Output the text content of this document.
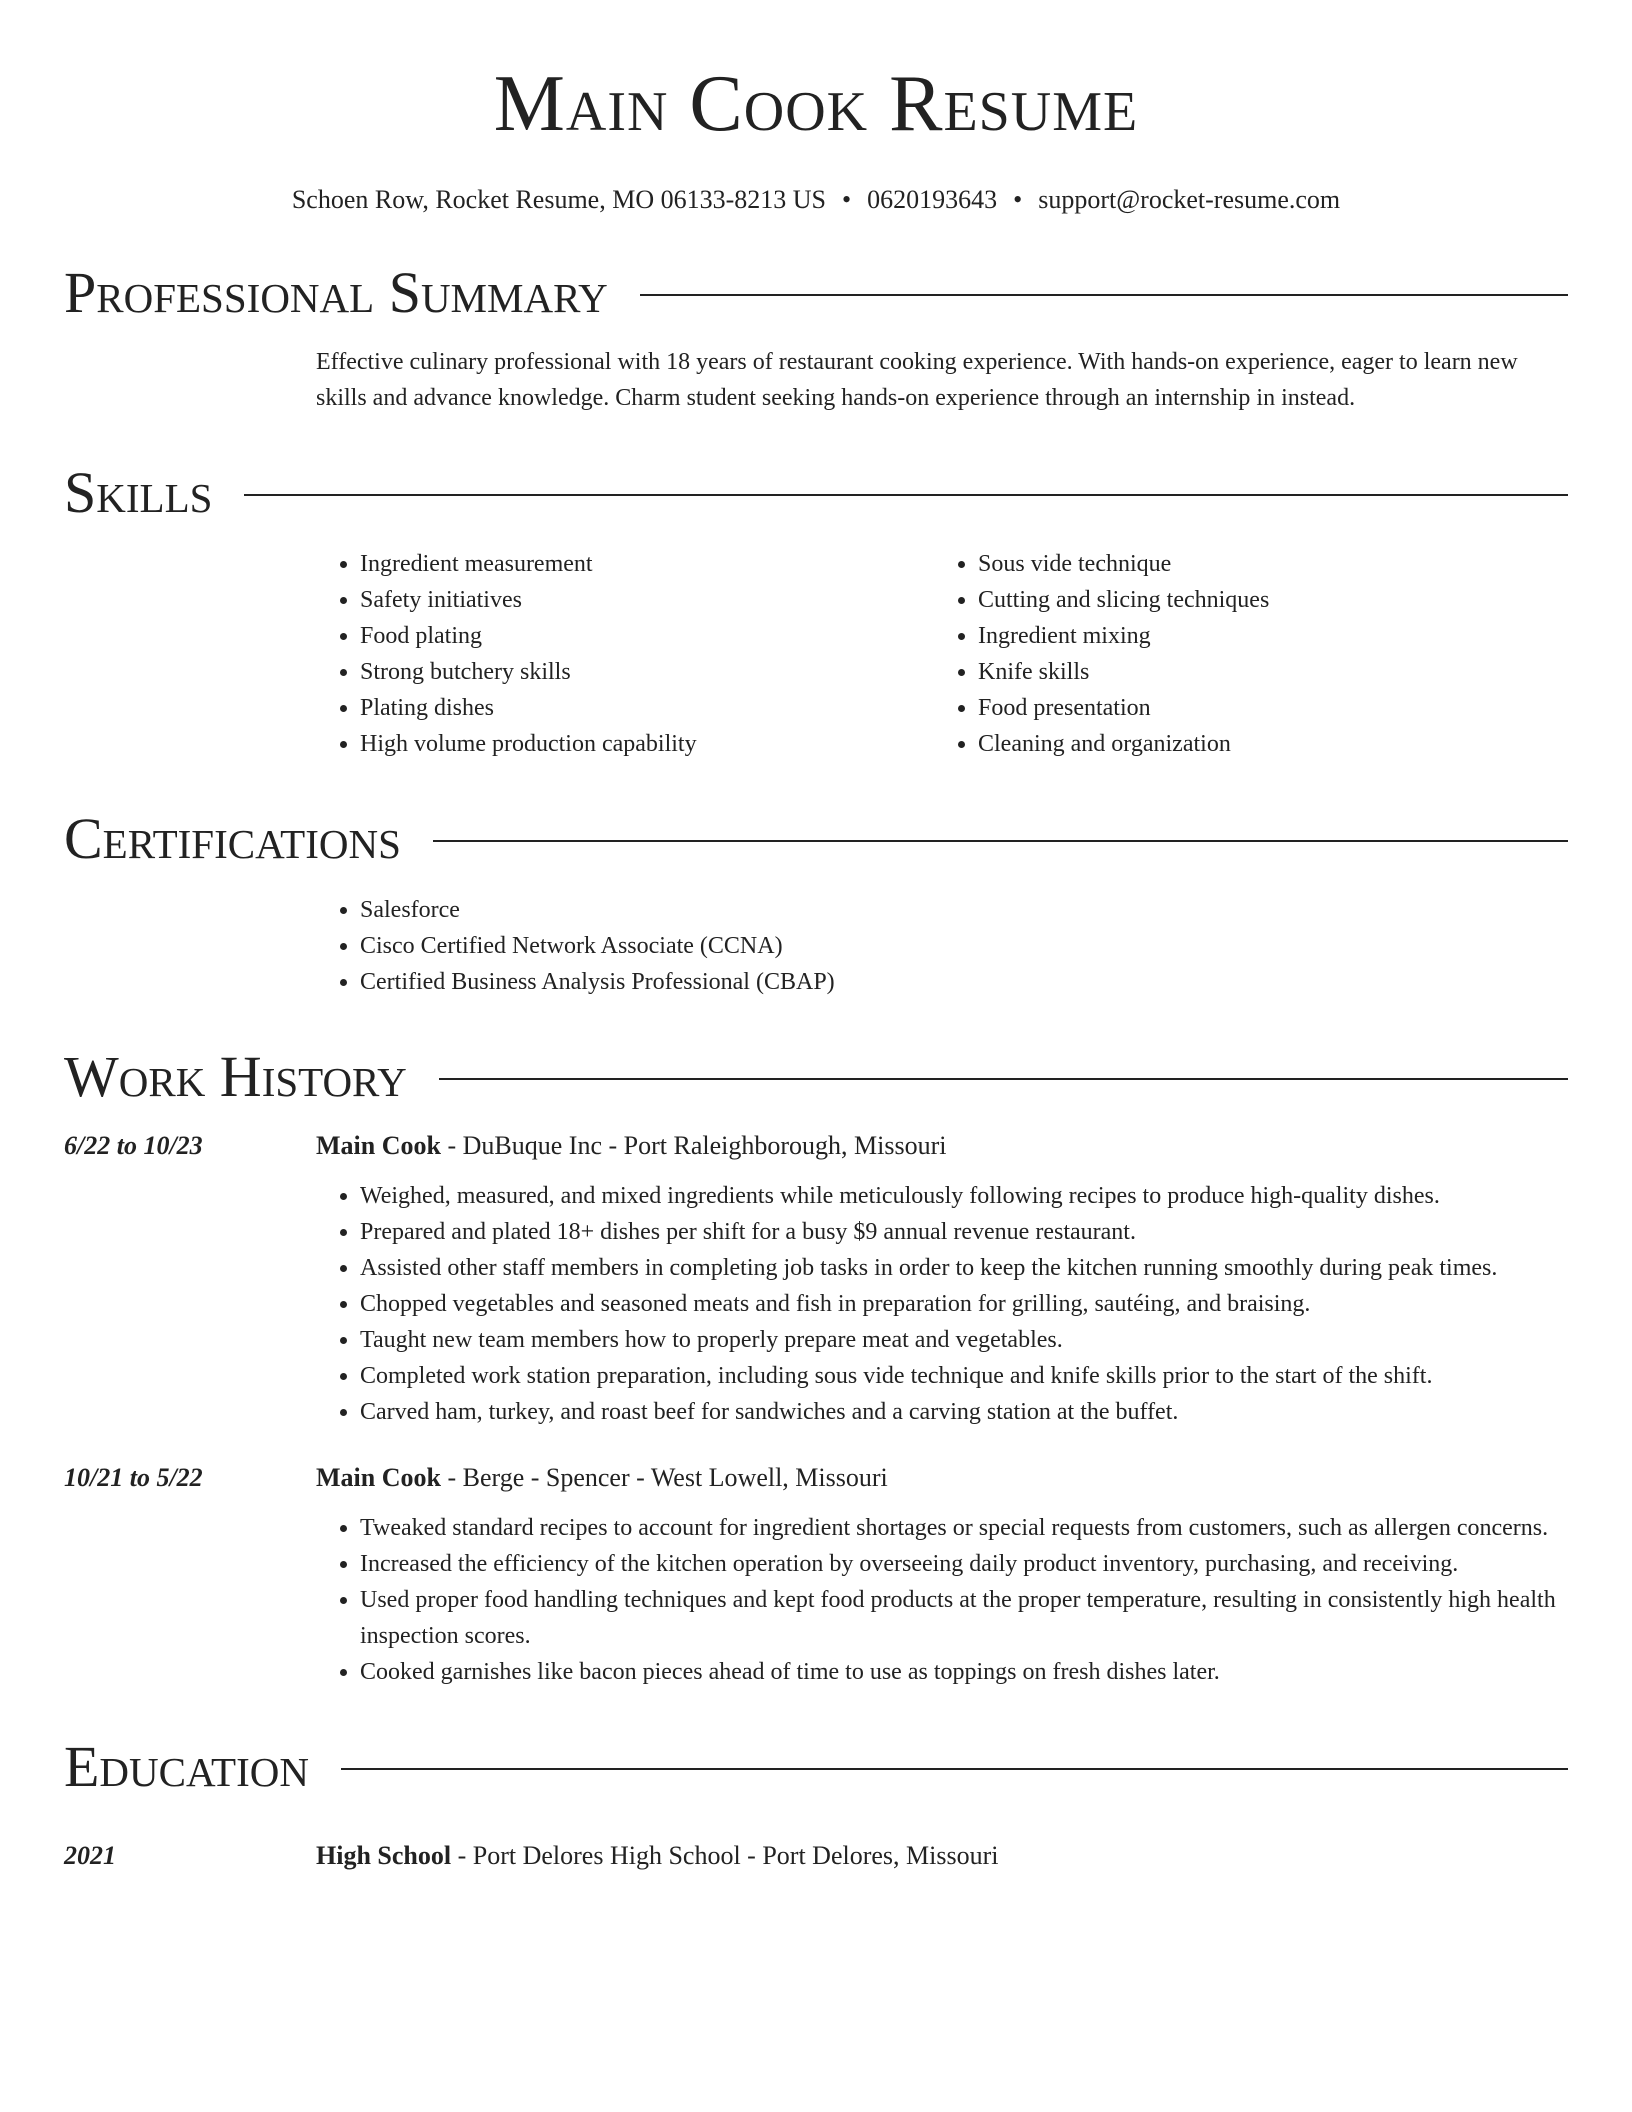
Main Cook Resume
Schoen Row, Rocket Resume, MO 06133-8213 US • 0620193643 • support@rocket-resume.com
Professional Summary
Effective culinary professional with 18 years of restaurant cooking experience. With hands-on experience, eager to learn new skills and advance knowledge. Charm student seeking hands-on experience through an internship in instead.
Skills
• Ingredient measurement
• Safety initiatives
• Food plating
• Strong butchery skills
• Plating dishes
• High volume production capability
• Sous vide technique
• Cutting and slicing techniques
• Ingredient mixing
• Knife skills
• Food presentation
• Cleaning and organization
Certifications
• Salesforce
• Cisco Certified Network Associate (CCNA)
• Certified Business Analysis Professional (CBAP)
Work History
6/22 to 10/23	Main Cook - DuBuque Inc - Port Raleighborough, Missouri
• Weighed, measured, and mixed ingredients while meticulously following recipes to produce high-quality dishes.
• Prepared and plated 18+ dishes per shift for a busy $9 annual revenue restaurant.
• Assisted other staff members in completing job tasks in order to keep the kitchen running smoothly during peak times.
• Chopped vegetables and seasoned meats and fish in preparation for grilling, sautéing, and braising.
• Taught new team members how to properly prepare meat and vegetables.
• Completed work station preparation, including sous vide technique and knife skills prior to the start of the shift.
• Carved ham, turkey, and roast beef for sandwiches and a carving station at the buffet.
10/21 to 5/22	Main Cook - Berge - Spencer - West Lowell, Missouri
• Tweaked standard recipes to account for ingredient shortages or special requests from customers, such as allergen concerns.
• Increased the efficiency of the kitchen operation by overseeing daily product inventory, purchasing, and receiving.
• Used proper food handling techniques and kept food products at the proper temperature, resulting in consistently high health inspection scores.
• Cooked garnishes like bacon pieces ahead of time to use as toppings on fresh dishes later.
Education
2021	High School - Port Delores High School - Port Delores, Missouri
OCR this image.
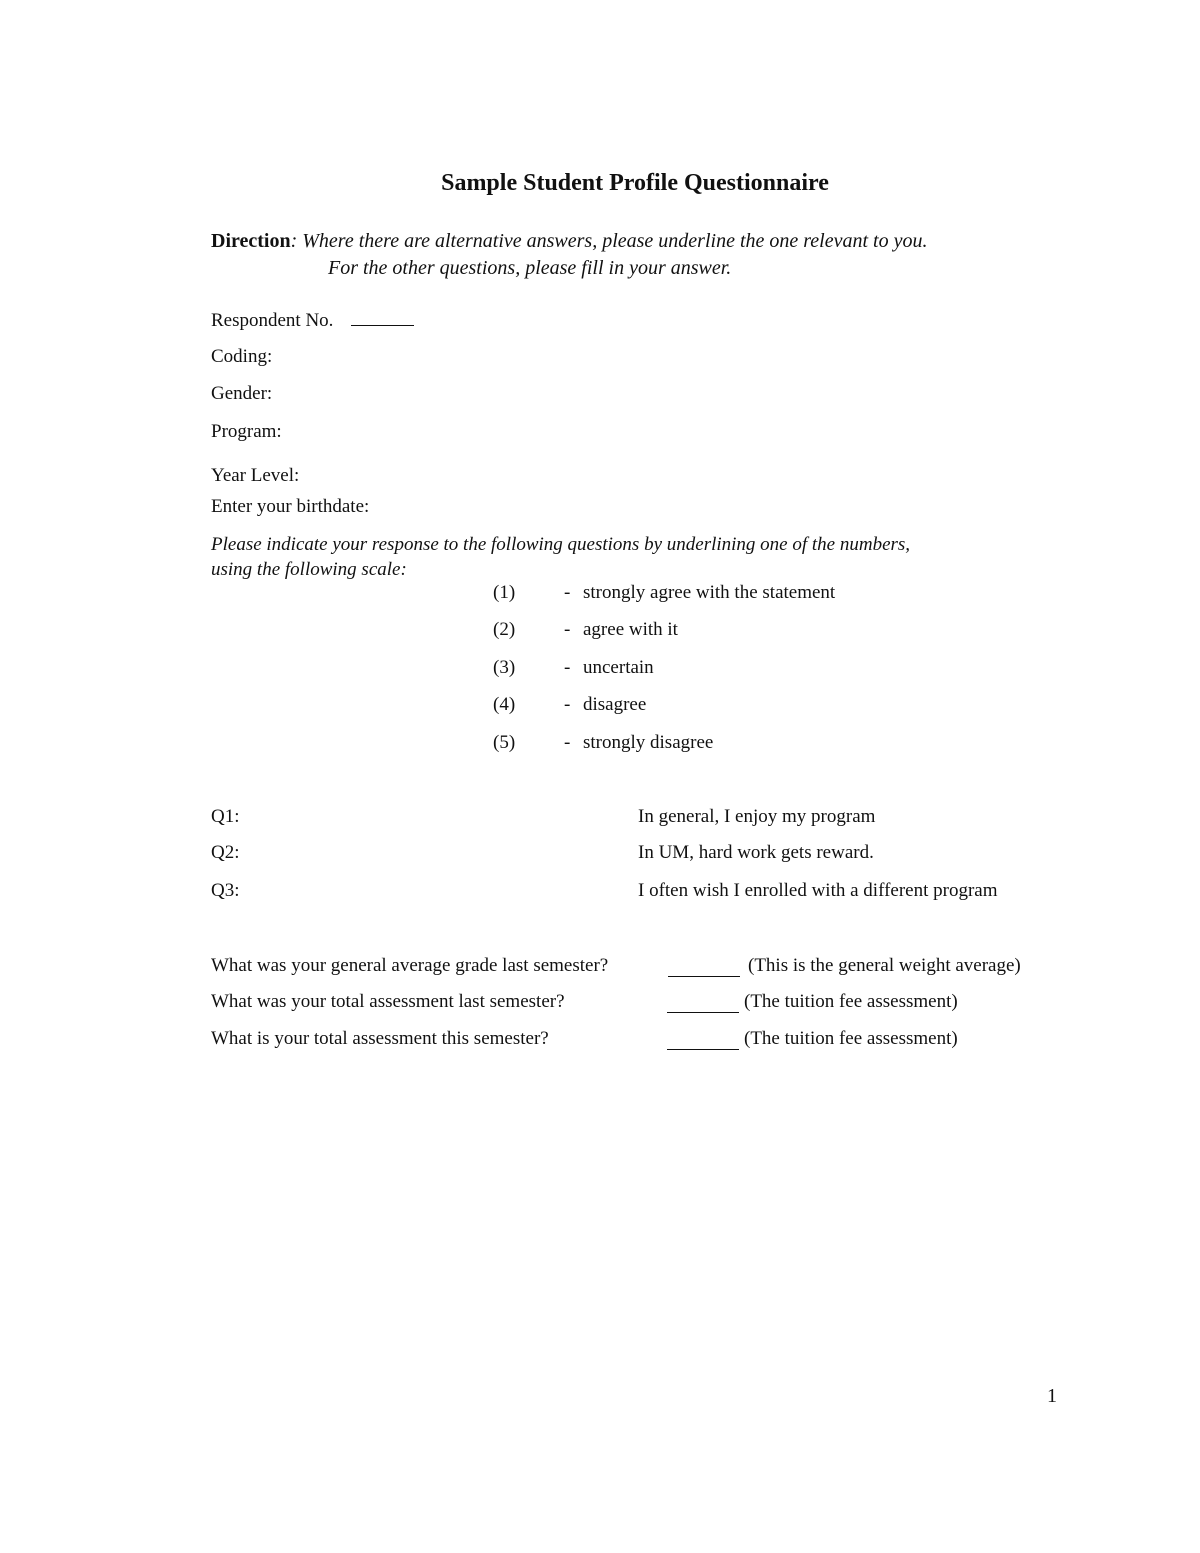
Sample Student Profile Questionnaire
Direction: Where there are alternative answers, please underline the one relevant to you.
For the other questions, please fill in your answer.
Respondent No.
Coding:
Gender:
Program:
Year Level:
Enter your birthdate:
Please indicate your response to the following questions by underlining one of the numbers,
using the following scale:
(1)	- strongly agree with the statement
(2)	- agree with it
(3)	- uncertain
(4)	- disagree
(5)	- strongly disagree
Q1:	In general, I enjoy my program
Q2:	In UM, hard work gets reward.
Q3:	I often wish I enrolled with a different program
What was your general average grade last semester?	(This is the general weight average)
What was your total assessment last semester?	(The tuition fee assessment)
What is your total assessment this semester?	(The tuition fee assessment)
1
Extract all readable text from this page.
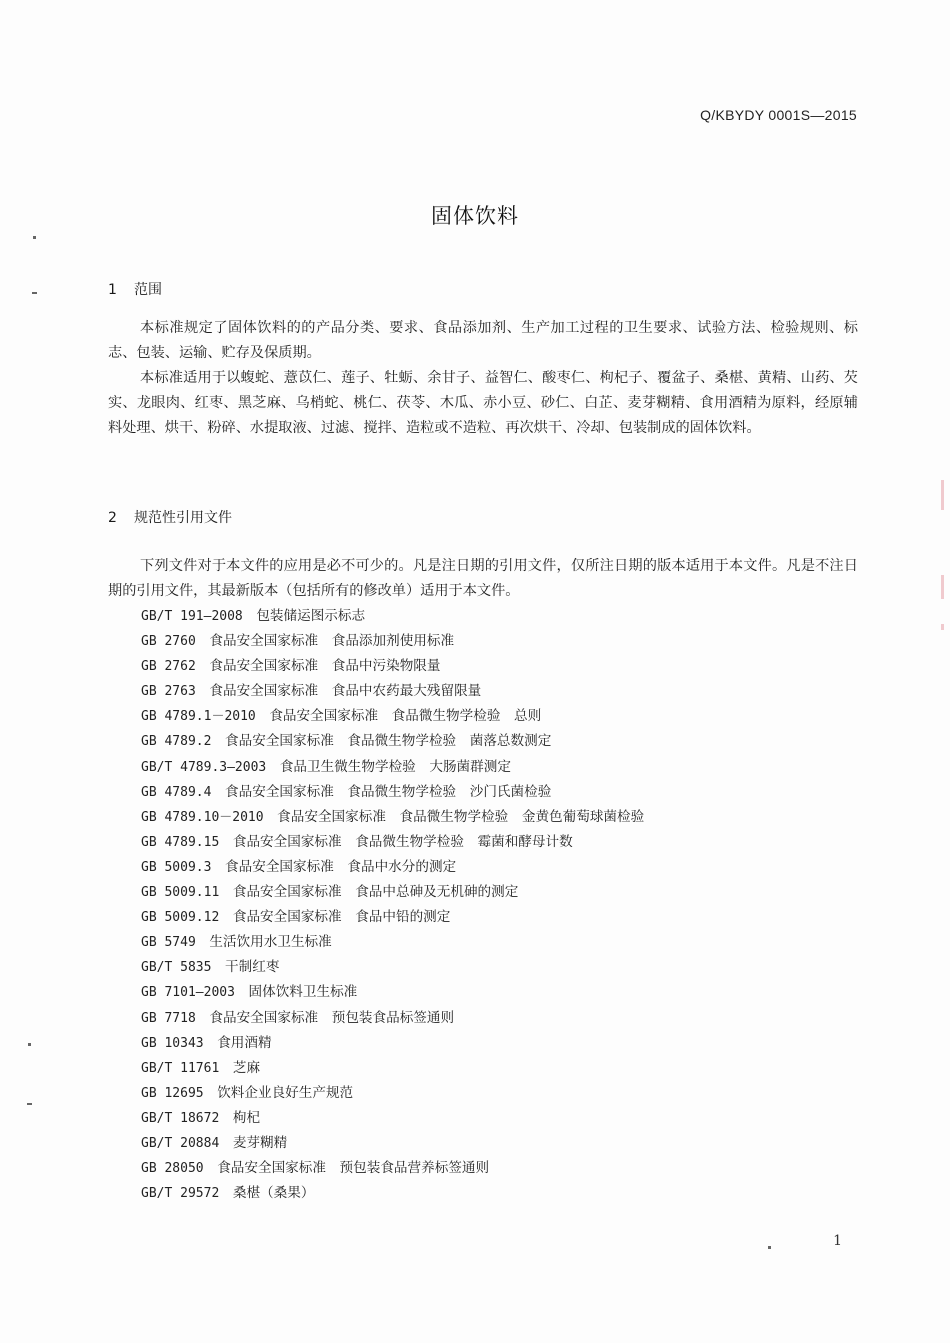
Q/KBYDY 0001S—2015
固体饮料
1 范围

本标准规定了固体饮料的的产品分类、要求、食品添加剂、生产加工过程的卫生要求、试验方法、检验规则、标志、包装、运输、贮存及保质期。

本标准适用于以蝮蛇、薏苡仁、莲子、牡蛎、余甘子、益智仁、酸枣仁、枸杞子、覆盆子、桑椹、黄精、山药、芡实、龙眼肉、红枣、黑芝麻、乌梢蛇、桃仁、茯苓、木瓜、赤小豆、砂仁、白芷、麦芽糊精、食用酒精为原料，经原辅料处理、烘干、粉碎、水提取液、过滤、搅拌、造粒或不造粒、再次烘干、冷却、包装制成的固体饮料。

2 规范性引用文件

下列文件对于本文件的应用是必不可少的。凡是注日期的引用文件，仅所注日期的版本适用于本文件。凡是不注日期的引用文件，其最新版本（包括所有的修改单）适用于本文件。

GB/T 191—2008　 包装储运图示标志
GB 2760　 食品安全国家标准　食品添加剂使用标准
GB 2762　 食品安全国家标准　食品中污染物限量
GB 2763　 食品安全国家标准　食品中农药最大残留限量
GB 4789.1－2010　 食品安全国家标准　食品微生物学检验　总则
GB 4789.2　 食品安全国家标准　食品微生物学检验　菌落总数测定
GB/T 4789.3—2003　 食品卫生微生物学检验　大肠菌群测定
GB 4789.4　 食品安全国家标准　食品微生物学检验　沙门氏菌检验
GB 4789.10－2010　 食品安全国家标准　食品微生物学检验　金黄色葡萄球菌检验
GB 4789.15　 食品安全国家标准　食品微生物学检验　霉菌和酵母计数
GB 5009.3　 食品安全国家标准　食品中水分的测定
GB 5009.11　 食品安全国家标准　食品中总砷及无机砷的测定
GB 5009.12　 食品安全国家标准　食品中铅的测定
GB 5749　 生活饮用水卫生标准
GB/T 5835　 干制红枣
GB 7101—2003　 固体饮料卫生标准
GB 7718　 食品安全国家标准　预包装食品标签通则
GB 10343　 食用酒精
GB/T 11761　 芝麻
GB 12695　 饮料企业良好生产规范
GB/T 18672　 枸杞
GB/T 20884　 麦芽糊精
GB 28050　 食品安全国家标准　预包装食品营养标签通则
GB/T 29572　 桑椹（桑果）
1
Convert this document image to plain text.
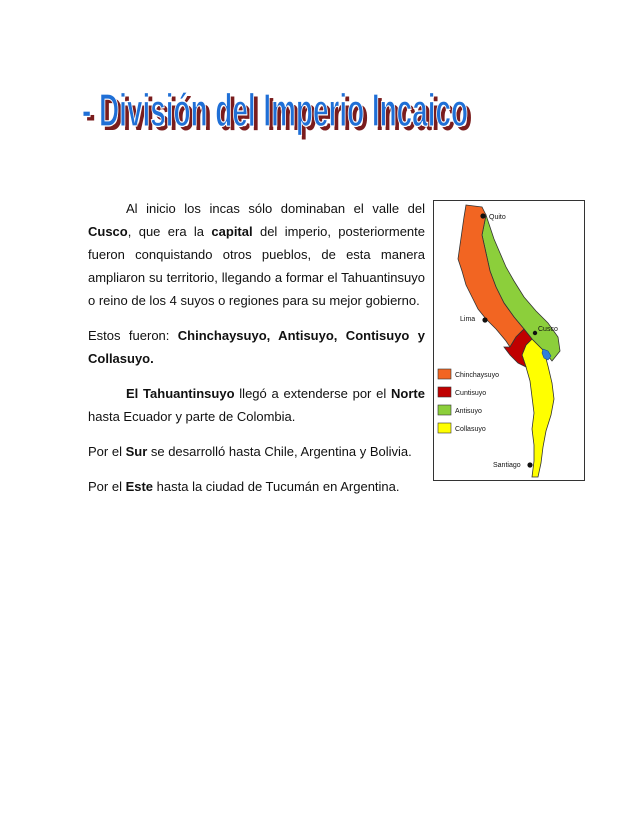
- División del Imperio Incaico
- División del Imperio Incaico

Al inicio los incas sólo dominaban el valle del Cusco, que era la capital del imperio, posteriormente fueron conquistando otros pueblos, de esta manera ampliaron su territorio, llegando a formar el Tahuantinsuyo o reino de los 4 suyos o regiones para su mejor gobierno.

Estos fueron: Chinchaysuyo, Antisuyo, Contisuyo y Collasuyo.

El Tahuantinsuyo llegó a extenderse por el Norte hasta Ecuador y parte de Colombia.

Por el Sur se desarrolló hasta Chile, Argentina y Bolivia.

Por el Este hasta la ciudad de Tucumán en Argentina.

Quito
Lima
Cusco
Santiago
Chinchaysuyo
Cuntisuyo
Antisuyo
Collasuyo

→ The problem
The line that contains "Convert this document image to plain text." opens the part to copy, and the last line of the records closes it; set down those lines exactly, pictures excluded.

→ Response to the exercise
Convert this document image to plain text.
- División del Imperio Incaico
- División del Imperio Incaico

Al inicio los incas sólo dominaban el valle del Cusco, que era la capital del imperio, posteriormente fueron conquistando otros pueblos, de esta manera ampliaron su territorio, llegando a formar el Tahuantinsuyo o reino de los 4 suyos o regiones para su mejor gobierno.

Estos fueron: Chinchaysuyo, Antisuyo, Contisuyo y Collasuyo.

El Tahuantinsuyo llegó a extenderse por el Norte hasta Ecuador y parte de Colombia.

Por el Sur se desarrolló hasta Chile, Argentina y Bolivia.

Por el Este hasta la ciudad de Tucumán en Argentina.

Quito
Lima
Cusco
Santiago
Chinchaysuyo
Cuntisuyo
Antisuyo
Collasuyo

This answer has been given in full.